■ **What is required**
Count the lines that include the string "label", and give only that number.

>> BEGIN Provided information

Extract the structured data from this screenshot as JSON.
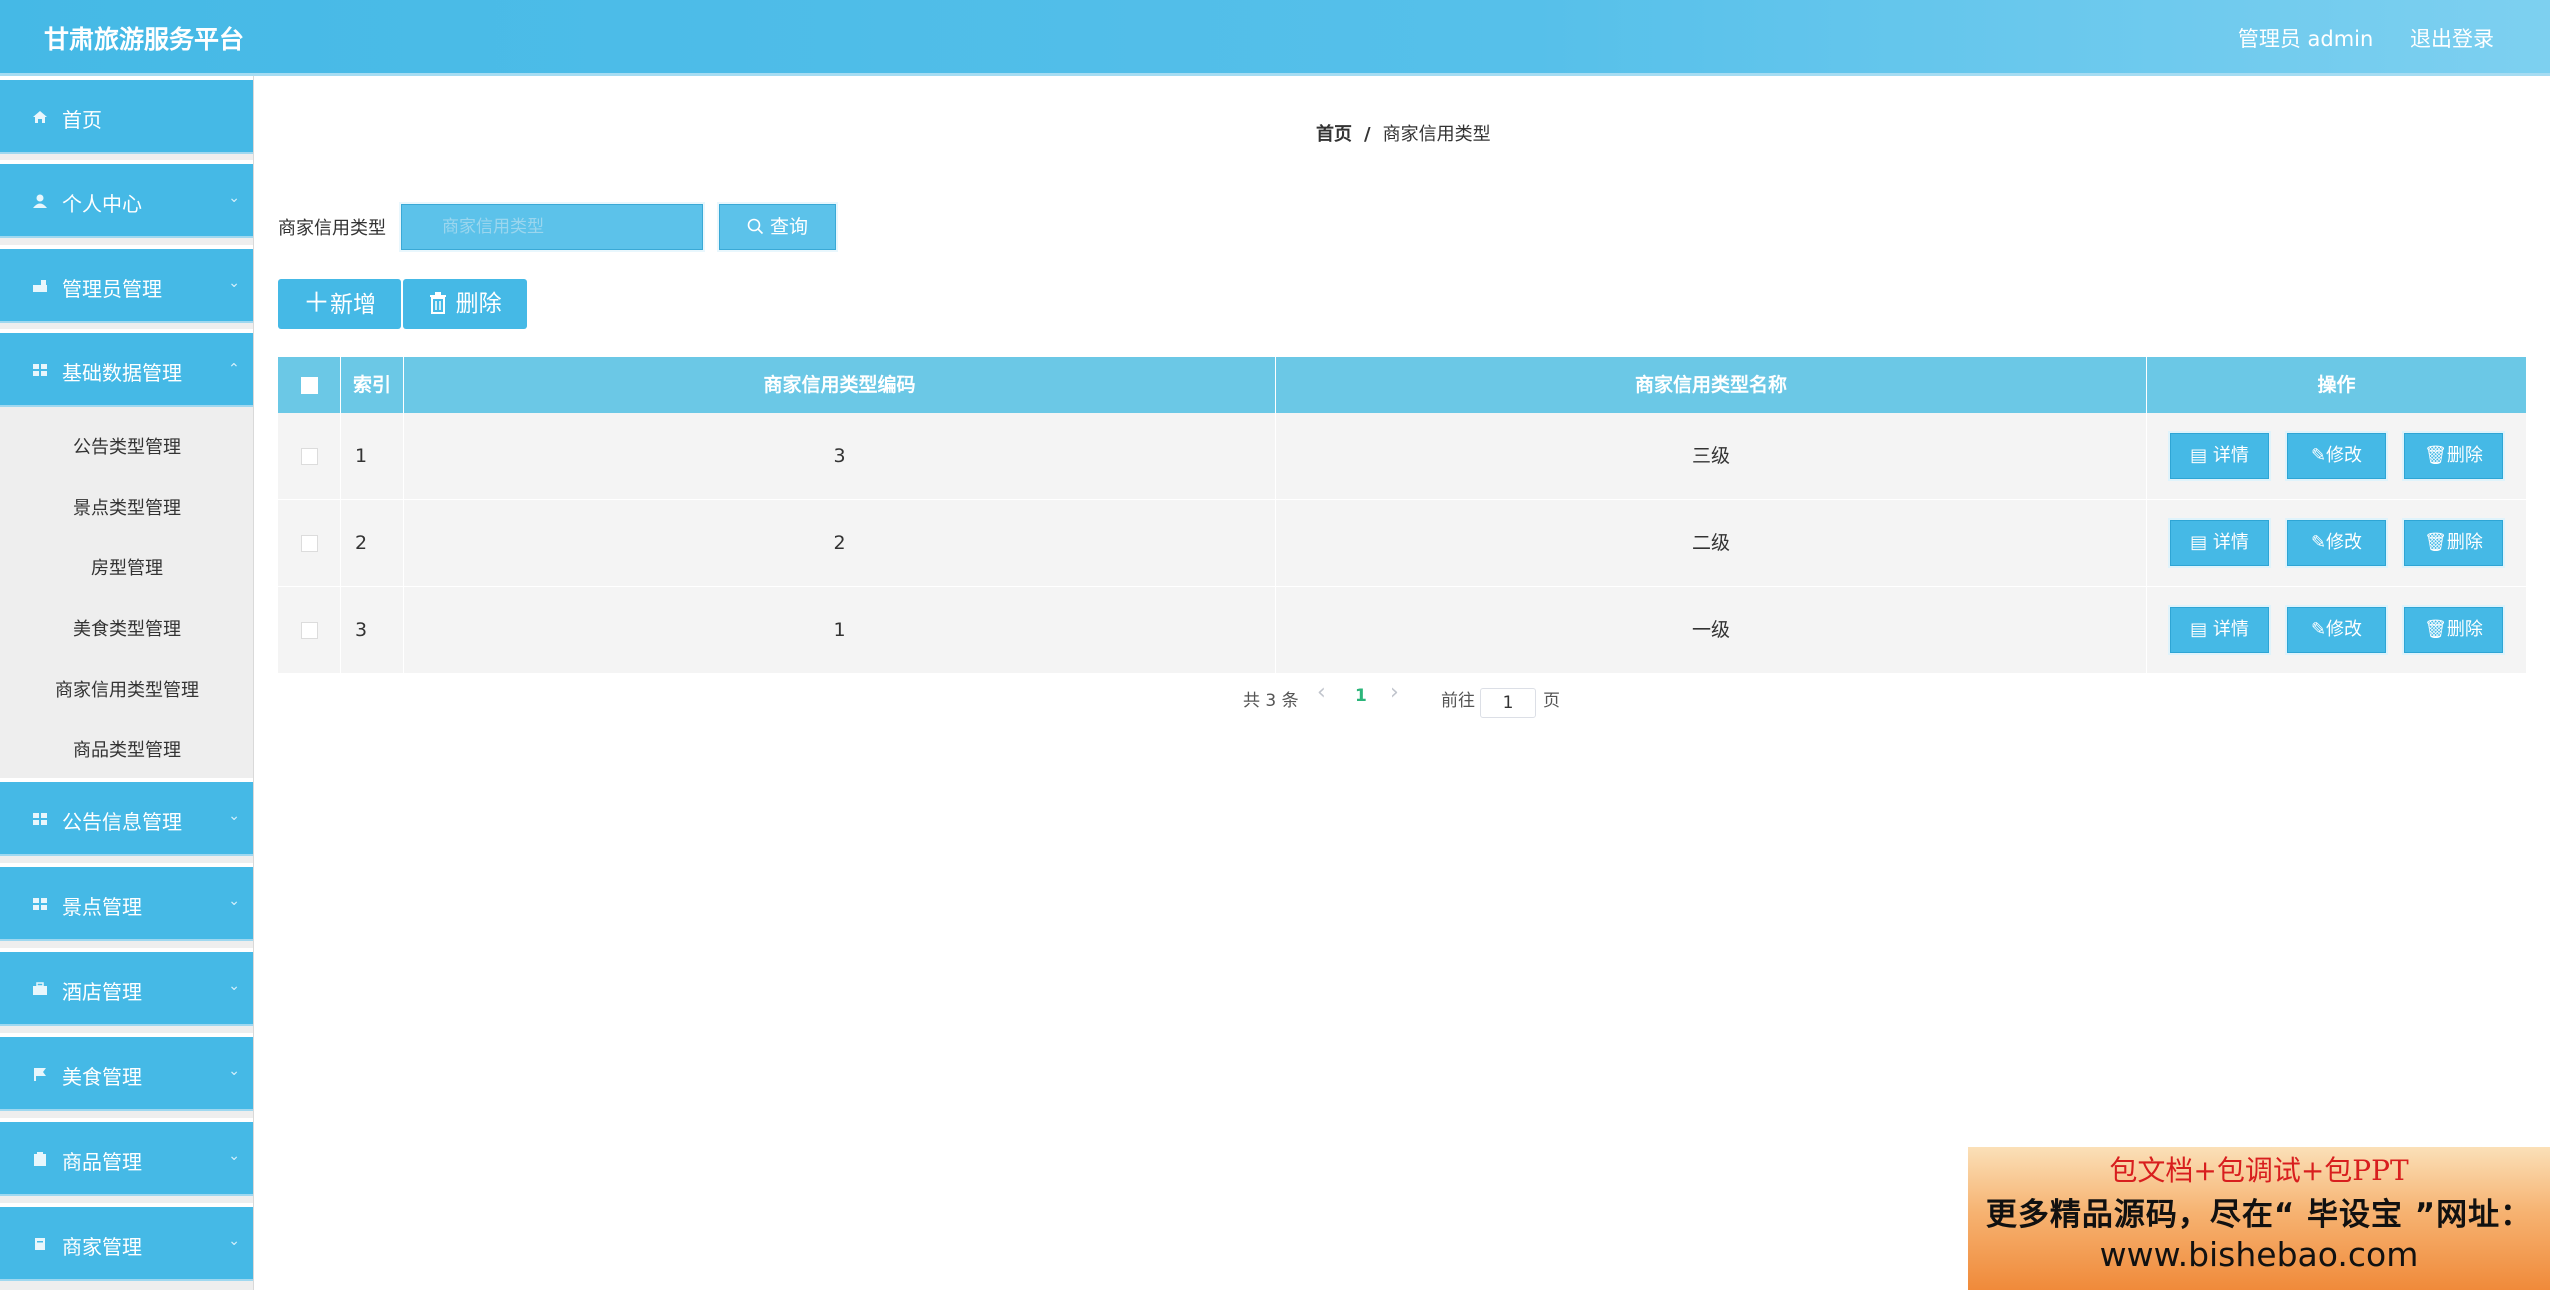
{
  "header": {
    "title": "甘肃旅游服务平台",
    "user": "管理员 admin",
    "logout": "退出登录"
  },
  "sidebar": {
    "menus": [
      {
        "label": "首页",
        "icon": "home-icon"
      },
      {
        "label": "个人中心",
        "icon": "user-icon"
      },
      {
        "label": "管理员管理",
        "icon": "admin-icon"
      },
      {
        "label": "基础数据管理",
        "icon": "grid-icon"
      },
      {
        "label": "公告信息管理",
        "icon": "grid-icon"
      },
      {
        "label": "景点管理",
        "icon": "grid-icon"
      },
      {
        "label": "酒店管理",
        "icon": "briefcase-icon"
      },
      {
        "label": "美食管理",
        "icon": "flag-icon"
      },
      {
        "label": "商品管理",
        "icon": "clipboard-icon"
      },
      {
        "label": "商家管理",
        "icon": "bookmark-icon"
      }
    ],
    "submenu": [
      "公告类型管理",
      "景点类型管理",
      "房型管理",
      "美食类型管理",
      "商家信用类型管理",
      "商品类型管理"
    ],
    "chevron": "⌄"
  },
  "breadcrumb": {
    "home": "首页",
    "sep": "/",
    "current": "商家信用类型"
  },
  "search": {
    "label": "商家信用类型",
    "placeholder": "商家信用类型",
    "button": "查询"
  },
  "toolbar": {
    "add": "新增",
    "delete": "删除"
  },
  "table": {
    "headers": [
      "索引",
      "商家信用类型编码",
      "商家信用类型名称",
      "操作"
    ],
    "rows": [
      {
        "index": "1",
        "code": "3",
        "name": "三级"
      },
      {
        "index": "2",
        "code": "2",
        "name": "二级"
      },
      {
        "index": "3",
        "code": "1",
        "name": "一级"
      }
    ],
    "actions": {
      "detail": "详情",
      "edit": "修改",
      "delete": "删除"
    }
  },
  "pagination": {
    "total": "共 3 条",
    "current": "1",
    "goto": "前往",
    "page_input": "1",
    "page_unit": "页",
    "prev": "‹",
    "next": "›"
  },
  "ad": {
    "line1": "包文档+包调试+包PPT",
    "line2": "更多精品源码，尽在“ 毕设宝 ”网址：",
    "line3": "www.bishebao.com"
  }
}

>> END Provided information

■ **Complete output**
11